■ TRECHO SELECIONADO
+ + +
Nesta segunda-feira (10) o presidente do Supremo Tribunal Federal (STF), Luís Roberto Barroso, decidiu que o governo de São Paulo deverá seguir os parâmetros do Ministério da Justiça e Segurança Pública e determina que todas as câmeras corporais devem ser ligadas em todas as abordagens da Polícia Militar (PM) do Estado.
A PM divulgou uma nova portaria com regras de utilização das câmeras. Porém, a portaria não especifica como policiais devem manter os equipamentos ou quando podem deixar de utilizá-los. A decisão do ministro foi motivada por ação da Defensoria Pública do Estado.
Portaria de regras
O artigo 2º diz que, “nos casos em que as localidades das operações de que trata o ‘caput’ deste artigo não possuam infraestrutura que suporte o adequado funcionamento da COP, será admitida a não utilização desses equipamentos”. Em nota, a Secretaria da Segurança Pública (SSP) afirmou que os equipamentos dependem de infraestrutura de telefonia celular, ou seja, com internet móvel.
+ + +
■ DADOS DISPONÍVEIS
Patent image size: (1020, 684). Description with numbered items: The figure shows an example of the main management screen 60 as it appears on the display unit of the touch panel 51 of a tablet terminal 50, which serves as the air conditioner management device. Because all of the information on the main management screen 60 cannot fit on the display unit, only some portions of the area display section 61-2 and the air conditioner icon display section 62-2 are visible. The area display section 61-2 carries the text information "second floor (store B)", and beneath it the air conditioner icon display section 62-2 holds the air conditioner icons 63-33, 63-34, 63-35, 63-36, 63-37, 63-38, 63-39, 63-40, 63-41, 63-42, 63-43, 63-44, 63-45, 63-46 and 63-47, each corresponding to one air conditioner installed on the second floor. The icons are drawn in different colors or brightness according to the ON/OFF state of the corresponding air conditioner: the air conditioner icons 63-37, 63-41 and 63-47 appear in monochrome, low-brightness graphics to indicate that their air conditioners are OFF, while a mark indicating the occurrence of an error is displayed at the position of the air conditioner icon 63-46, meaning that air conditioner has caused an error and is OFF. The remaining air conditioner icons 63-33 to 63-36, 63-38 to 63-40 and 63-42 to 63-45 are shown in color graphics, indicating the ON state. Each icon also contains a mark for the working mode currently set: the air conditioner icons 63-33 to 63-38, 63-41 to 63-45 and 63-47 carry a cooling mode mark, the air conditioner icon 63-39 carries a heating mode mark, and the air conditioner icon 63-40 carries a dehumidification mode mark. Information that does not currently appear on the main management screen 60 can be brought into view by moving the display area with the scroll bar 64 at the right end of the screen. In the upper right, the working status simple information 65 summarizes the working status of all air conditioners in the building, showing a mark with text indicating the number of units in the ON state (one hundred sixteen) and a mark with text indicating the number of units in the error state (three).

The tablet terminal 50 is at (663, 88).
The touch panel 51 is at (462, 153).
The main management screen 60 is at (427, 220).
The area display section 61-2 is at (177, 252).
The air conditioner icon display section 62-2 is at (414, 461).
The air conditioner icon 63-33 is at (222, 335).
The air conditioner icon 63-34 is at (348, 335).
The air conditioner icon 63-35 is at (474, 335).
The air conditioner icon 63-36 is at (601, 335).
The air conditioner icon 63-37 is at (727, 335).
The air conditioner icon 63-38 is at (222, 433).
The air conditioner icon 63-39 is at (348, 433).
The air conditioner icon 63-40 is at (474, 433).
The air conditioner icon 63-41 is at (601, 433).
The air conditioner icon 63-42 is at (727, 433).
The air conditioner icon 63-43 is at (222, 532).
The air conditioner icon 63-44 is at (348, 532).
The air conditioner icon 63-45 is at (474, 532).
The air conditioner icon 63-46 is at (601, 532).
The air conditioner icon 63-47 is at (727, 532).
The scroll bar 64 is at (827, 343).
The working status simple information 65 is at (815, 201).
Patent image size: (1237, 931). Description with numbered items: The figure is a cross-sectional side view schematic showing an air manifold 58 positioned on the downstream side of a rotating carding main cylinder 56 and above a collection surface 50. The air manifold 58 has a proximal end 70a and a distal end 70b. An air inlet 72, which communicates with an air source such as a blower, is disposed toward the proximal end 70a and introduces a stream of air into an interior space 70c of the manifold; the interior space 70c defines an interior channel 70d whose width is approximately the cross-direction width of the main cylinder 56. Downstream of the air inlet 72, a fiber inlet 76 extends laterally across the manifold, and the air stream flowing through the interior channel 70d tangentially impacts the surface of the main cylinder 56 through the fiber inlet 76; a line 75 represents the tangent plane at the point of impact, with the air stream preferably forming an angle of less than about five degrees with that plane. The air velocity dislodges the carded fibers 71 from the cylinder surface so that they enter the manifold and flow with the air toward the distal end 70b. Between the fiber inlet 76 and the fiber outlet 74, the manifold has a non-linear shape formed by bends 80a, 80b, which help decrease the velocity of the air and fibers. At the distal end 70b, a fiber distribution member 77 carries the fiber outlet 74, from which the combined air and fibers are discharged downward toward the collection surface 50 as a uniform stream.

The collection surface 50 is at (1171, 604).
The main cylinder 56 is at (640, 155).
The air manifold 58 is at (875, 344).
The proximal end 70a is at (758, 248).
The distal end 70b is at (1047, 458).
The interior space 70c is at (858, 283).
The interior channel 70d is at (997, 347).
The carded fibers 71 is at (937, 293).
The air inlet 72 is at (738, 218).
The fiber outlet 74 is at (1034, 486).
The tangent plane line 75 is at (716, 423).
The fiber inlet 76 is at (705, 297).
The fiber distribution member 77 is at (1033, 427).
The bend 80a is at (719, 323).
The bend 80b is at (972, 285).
+ + +
■ ORDEM DE TRABALHO
No trecho sobre as câmeras corporais da PM, por que a falta de infraestrutura em certas localidades permite deixar de usar os equipamentos? Responda em até três frases.

■ RESPOSTA ESCRITA
Segundo nota da Secretaria da Segurança Pública, os equipamentos dependem de infraestrutura de telefonia celular, ou seja, de internet móvel. Por isso, o artigo 2º da portaria admite a não utilização das câmeras onde a localidade não tem infraestrutura que suporte o funcionamento adequado da COP.